- Exercise -
Report all lines from the entries below in which "säte" appears.

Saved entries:
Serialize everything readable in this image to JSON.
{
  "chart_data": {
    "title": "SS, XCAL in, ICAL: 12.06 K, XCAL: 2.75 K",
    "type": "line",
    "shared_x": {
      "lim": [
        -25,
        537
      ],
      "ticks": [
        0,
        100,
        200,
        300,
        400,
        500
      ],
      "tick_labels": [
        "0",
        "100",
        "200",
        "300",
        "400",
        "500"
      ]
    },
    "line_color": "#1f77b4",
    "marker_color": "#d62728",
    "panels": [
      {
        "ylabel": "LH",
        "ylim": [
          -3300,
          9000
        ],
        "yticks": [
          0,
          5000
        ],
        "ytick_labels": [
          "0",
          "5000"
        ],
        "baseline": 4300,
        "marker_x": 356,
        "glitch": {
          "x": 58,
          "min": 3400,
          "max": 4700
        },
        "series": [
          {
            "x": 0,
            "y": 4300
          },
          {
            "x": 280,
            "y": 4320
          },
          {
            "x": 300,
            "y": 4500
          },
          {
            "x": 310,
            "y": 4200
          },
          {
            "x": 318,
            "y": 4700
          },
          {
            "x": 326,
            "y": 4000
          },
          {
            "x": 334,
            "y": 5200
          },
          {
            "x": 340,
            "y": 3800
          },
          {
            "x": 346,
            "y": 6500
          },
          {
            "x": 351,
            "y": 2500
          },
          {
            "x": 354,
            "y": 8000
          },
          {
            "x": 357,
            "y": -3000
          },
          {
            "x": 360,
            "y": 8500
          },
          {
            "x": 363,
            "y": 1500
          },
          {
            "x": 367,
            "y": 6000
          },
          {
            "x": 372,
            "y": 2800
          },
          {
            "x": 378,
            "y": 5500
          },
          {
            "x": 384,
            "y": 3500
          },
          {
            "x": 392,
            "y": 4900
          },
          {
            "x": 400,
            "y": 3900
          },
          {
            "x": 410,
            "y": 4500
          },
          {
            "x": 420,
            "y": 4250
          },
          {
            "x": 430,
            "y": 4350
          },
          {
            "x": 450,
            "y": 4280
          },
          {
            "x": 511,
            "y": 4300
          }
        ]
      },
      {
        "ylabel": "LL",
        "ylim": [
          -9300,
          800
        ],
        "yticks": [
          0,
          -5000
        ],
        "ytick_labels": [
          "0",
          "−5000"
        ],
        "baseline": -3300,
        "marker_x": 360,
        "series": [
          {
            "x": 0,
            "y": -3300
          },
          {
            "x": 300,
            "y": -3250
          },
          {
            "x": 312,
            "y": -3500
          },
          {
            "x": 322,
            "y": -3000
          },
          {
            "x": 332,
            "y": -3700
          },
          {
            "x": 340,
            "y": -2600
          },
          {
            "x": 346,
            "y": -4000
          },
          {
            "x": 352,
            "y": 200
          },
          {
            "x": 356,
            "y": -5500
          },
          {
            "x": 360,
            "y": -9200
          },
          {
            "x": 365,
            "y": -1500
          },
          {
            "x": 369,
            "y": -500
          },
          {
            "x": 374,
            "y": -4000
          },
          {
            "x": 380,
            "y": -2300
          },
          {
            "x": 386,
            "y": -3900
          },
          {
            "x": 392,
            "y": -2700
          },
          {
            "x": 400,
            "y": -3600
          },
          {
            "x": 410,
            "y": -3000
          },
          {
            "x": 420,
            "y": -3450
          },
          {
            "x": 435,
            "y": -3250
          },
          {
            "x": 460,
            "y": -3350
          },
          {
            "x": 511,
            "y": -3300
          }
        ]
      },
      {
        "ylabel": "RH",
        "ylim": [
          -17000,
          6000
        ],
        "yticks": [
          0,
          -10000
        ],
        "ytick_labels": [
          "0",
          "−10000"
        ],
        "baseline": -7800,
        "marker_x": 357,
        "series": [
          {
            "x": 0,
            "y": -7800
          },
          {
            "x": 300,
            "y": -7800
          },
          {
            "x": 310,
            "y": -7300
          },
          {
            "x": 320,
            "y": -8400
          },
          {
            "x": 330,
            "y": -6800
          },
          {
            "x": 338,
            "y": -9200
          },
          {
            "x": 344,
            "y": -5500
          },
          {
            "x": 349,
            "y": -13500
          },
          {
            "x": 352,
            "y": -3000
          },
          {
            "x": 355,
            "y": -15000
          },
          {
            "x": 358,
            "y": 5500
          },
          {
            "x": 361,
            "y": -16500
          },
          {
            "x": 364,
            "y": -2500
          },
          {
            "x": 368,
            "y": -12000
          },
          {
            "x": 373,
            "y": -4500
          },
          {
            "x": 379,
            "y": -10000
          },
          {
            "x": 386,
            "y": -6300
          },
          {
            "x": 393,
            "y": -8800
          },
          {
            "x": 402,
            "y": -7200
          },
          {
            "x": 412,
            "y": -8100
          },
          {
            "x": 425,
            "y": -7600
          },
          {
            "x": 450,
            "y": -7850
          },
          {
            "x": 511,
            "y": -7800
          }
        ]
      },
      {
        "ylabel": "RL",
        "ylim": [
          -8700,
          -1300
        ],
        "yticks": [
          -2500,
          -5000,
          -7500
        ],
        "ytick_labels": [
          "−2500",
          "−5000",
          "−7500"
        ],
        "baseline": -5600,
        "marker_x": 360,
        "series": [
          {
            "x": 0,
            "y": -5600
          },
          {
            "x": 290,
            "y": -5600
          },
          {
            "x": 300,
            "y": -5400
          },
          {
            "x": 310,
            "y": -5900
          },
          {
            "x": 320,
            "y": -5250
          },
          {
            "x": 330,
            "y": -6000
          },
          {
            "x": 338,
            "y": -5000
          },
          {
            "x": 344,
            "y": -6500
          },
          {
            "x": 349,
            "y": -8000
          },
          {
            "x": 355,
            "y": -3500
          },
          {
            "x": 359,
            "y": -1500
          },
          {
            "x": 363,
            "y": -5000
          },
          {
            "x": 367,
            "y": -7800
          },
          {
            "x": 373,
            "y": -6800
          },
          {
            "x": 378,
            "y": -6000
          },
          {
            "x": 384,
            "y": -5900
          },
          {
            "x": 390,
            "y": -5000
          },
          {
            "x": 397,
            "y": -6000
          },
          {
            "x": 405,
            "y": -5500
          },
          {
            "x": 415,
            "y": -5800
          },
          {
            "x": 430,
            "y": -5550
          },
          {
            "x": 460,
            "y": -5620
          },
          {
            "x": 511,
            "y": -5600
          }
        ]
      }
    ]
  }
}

--

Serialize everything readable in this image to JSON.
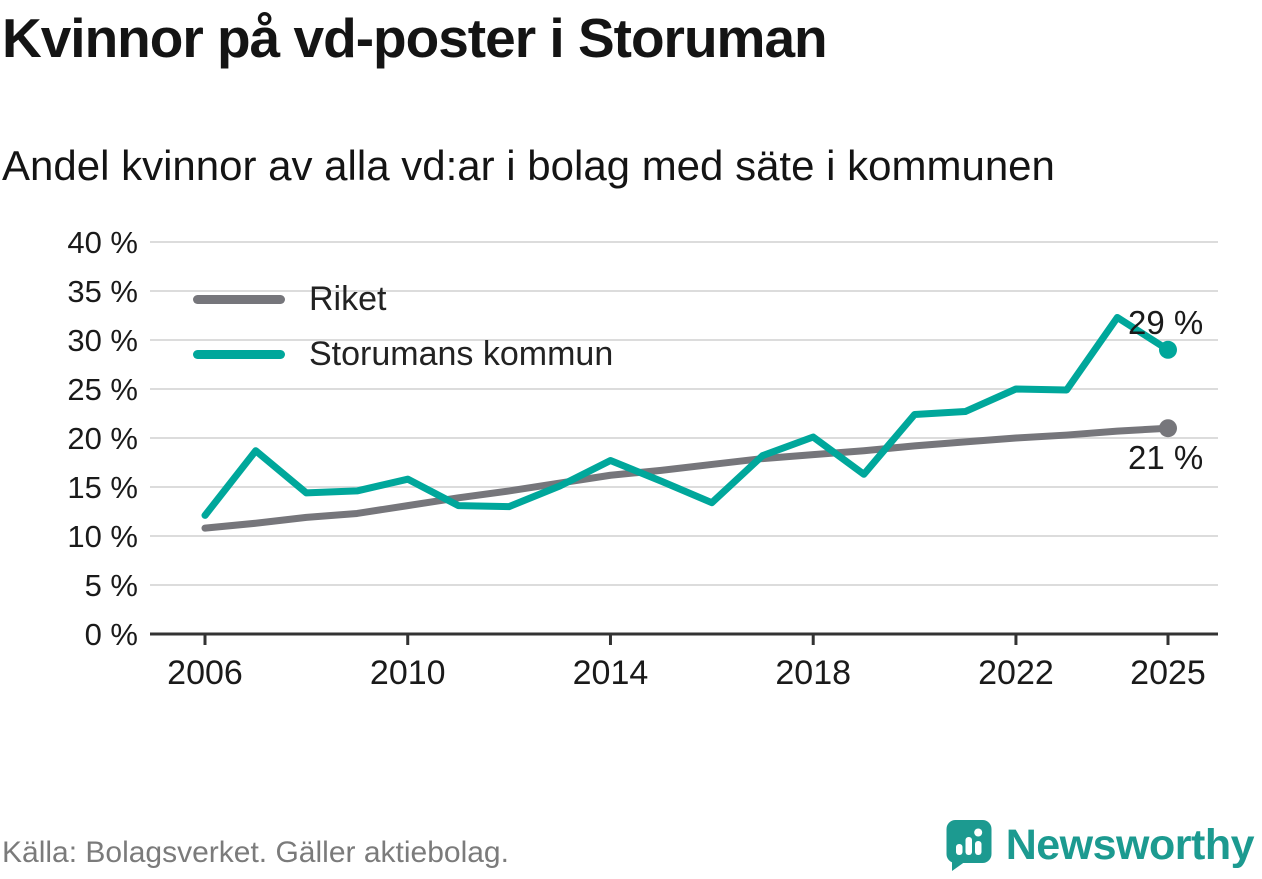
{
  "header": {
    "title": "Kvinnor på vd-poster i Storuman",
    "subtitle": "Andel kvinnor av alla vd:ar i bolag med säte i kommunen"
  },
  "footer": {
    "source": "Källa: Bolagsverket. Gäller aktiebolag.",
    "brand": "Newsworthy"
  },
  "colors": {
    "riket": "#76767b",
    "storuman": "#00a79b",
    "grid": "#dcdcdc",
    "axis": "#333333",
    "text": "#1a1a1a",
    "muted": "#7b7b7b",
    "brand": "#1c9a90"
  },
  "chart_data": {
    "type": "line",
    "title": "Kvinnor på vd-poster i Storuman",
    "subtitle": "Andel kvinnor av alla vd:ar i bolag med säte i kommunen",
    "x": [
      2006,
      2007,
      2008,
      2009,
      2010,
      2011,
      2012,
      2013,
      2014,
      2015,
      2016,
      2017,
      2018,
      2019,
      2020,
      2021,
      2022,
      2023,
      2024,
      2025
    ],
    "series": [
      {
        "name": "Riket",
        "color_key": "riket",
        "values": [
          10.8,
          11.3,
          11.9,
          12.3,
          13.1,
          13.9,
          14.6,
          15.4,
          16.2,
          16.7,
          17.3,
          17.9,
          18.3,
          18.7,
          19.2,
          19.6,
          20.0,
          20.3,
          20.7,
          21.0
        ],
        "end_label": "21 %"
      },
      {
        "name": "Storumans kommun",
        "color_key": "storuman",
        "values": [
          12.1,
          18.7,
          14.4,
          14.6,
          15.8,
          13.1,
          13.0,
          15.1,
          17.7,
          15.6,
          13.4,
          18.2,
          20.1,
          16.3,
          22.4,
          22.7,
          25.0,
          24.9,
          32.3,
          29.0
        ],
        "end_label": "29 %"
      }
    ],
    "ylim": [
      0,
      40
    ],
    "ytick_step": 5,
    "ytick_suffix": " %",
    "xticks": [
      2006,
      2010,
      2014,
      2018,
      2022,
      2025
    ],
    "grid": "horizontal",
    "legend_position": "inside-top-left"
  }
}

- Correct answer -
    "subtitle": "Andel kvinnor av alla vd:ar i bolag med säte i kommunen"
    "subtitle": "Andel kvinnor av alla vd:ar i bolag med säte i kommunen",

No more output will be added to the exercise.